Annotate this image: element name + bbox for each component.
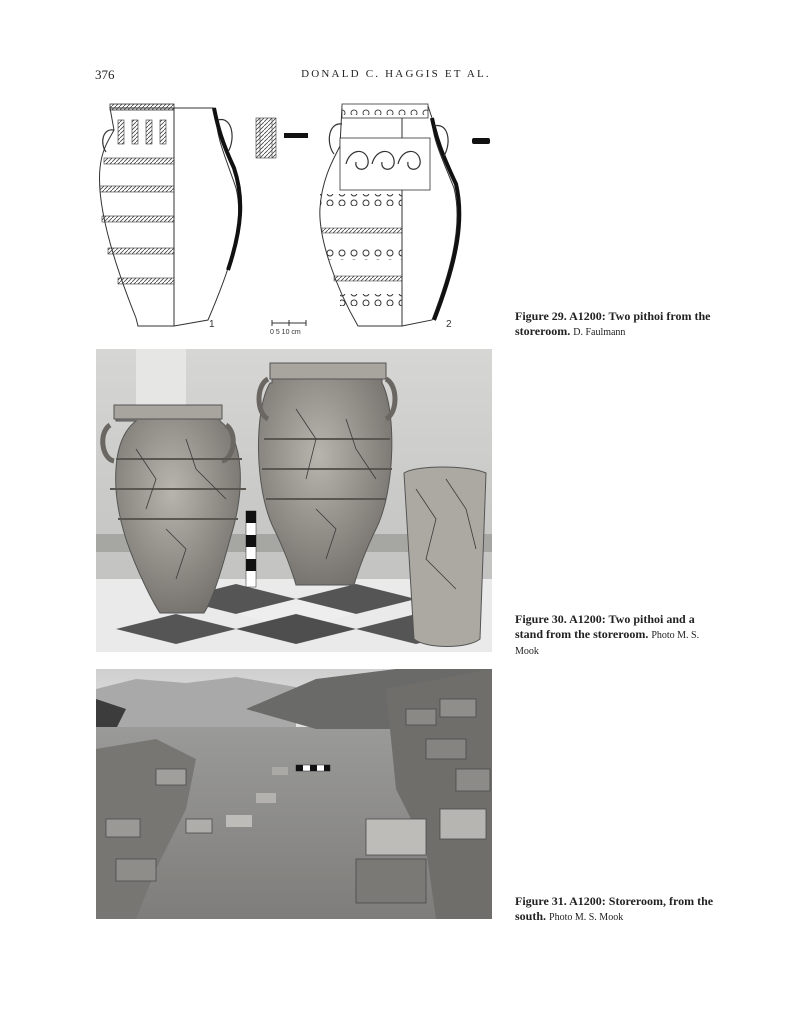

++++++++++

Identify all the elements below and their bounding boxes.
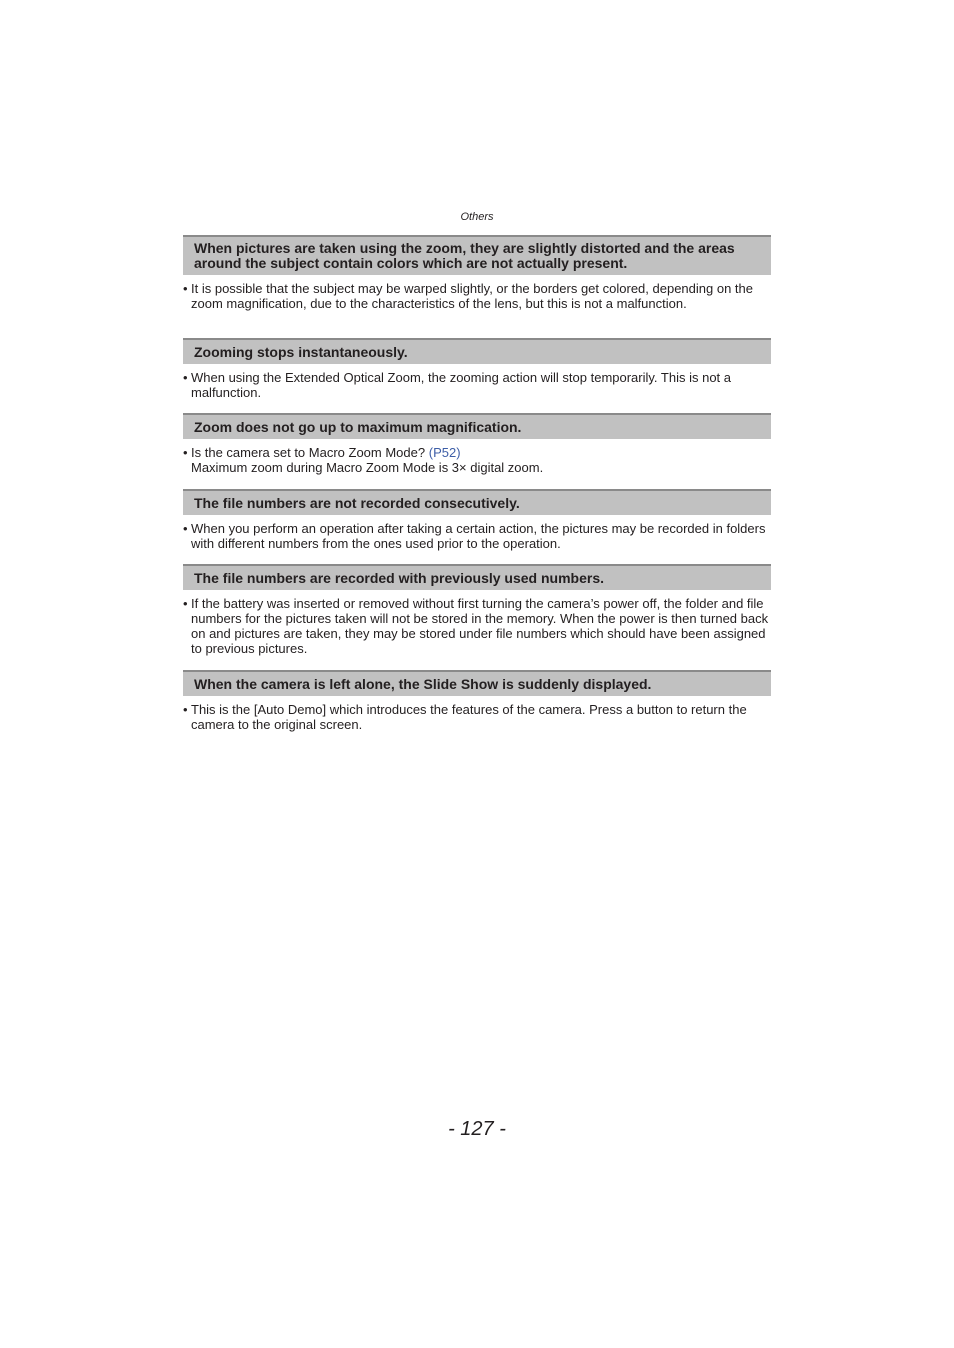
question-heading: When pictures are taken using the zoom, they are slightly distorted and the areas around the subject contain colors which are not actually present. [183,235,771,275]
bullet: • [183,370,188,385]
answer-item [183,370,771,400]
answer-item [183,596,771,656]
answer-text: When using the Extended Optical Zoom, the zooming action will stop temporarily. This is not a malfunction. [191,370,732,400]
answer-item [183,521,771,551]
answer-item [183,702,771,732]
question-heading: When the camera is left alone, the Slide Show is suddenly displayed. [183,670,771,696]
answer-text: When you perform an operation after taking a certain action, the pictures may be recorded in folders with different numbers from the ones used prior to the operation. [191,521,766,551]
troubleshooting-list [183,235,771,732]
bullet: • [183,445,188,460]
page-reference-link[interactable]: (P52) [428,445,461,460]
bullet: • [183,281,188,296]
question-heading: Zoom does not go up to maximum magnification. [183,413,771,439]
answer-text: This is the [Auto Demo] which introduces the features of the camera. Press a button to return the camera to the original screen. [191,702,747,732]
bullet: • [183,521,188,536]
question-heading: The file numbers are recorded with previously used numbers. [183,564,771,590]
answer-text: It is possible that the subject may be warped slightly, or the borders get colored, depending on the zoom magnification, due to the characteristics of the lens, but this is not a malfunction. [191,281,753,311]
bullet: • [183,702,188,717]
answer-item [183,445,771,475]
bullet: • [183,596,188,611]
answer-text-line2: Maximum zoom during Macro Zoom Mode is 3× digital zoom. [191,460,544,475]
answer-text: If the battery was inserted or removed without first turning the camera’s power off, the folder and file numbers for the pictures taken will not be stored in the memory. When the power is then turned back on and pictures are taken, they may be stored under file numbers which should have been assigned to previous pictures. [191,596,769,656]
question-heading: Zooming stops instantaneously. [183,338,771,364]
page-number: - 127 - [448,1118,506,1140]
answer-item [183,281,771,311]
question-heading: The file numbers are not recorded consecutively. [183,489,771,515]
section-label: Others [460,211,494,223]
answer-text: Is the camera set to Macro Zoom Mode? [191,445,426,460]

++++++++++

Do this: Give the number of lines in the material above that contain the string "bullet", and reply with that number alone.

The output: 6